───── INFORMATION SHOWN
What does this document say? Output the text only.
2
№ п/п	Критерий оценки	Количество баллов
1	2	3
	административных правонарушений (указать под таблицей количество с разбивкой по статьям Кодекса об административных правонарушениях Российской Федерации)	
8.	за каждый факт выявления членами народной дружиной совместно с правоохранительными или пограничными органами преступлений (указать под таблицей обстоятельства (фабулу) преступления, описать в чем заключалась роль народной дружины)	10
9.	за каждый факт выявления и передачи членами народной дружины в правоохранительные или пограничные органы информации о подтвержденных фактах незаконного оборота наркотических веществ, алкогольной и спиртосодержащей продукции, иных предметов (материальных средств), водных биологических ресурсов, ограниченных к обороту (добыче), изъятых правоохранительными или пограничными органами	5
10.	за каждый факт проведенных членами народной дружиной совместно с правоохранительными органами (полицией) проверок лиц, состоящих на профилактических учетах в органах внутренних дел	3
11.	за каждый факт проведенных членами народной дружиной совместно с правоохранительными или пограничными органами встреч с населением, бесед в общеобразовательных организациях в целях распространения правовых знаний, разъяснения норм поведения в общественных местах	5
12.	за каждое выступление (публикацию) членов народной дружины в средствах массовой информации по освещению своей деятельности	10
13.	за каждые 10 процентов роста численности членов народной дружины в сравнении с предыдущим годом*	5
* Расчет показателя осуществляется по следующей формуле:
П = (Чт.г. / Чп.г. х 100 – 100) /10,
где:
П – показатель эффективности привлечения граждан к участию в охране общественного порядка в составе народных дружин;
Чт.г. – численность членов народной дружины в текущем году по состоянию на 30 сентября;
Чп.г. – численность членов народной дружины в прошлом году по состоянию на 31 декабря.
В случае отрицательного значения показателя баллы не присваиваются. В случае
──────────
> [WHAT THE TASK REQUIRES] Give the entries once more, exactly as they appear.

> [RESPONSE TO THE EXERCISE]
What does this document say? Output the text only.
2
№ п/п	Критерий оценки	Количество баллов
1	2	3
	административных правонарушений (указать под таблицей количество с разбивкой по статьям Кодекса об административных правонарушениях Российской Федерации)	
8.	за каждый факт выявления членами народной дружиной совместно с правоохранительными или пограничными органами преступлений (указать под таблицей обстоятельства (фабулу) преступления, описать в чем заключалась роль народной дружины)	10
9.	за каждый факт выявления и передачи членами народной дружины в правоохранительные или пограничные органы информации о подтвержденных фактах незаконного оборота наркотических веществ, алкогольной и спиртосодержащей продукции, иных предметов (материальных средств), водных биологических ресурсов, ограниченных к обороту (добыче), изъятых правоохранительными или пограничными органами	5
10.	за каждый факт проведенных членами народной дружиной совместно с правоохранительными органами (полицией) проверок лиц, состоящих на профилактических учетах в органах внутренних дел	3
11.	за каждый факт проведенных членами народной дружиной совместно с правоохранительными или пограничными органами встреч с населением, бесед в общеобразовательных организациях в целях распространения правовых знаний, разъяснения норм поведения в общественных местах	5
12.	за каждое выступление (публикацию) членов народной дружины в средствах массовой информации по освещению своей деятельности	10
13.	за каждые 10 процентов роста численности членов народной дружины в сравнении с предыдущим годом*	5
* Расчет показателя осуществляется по следующей формуле:
П = (Чт.г. / Чп.г. х 100 – 100) /10,
где:
П – показатель эффективности привлечения граждан к участию в охране общественного порядка в составе народных дружин;
Чт.г. – численность членов народной дружины в текущем году по состоянию на 30 сентября;
Чп.г. – численность членов народной дружины в прошлом году по состоянию на 31 декабря.
В случае отрицательного значения показателя баллы не присваиваются. В случае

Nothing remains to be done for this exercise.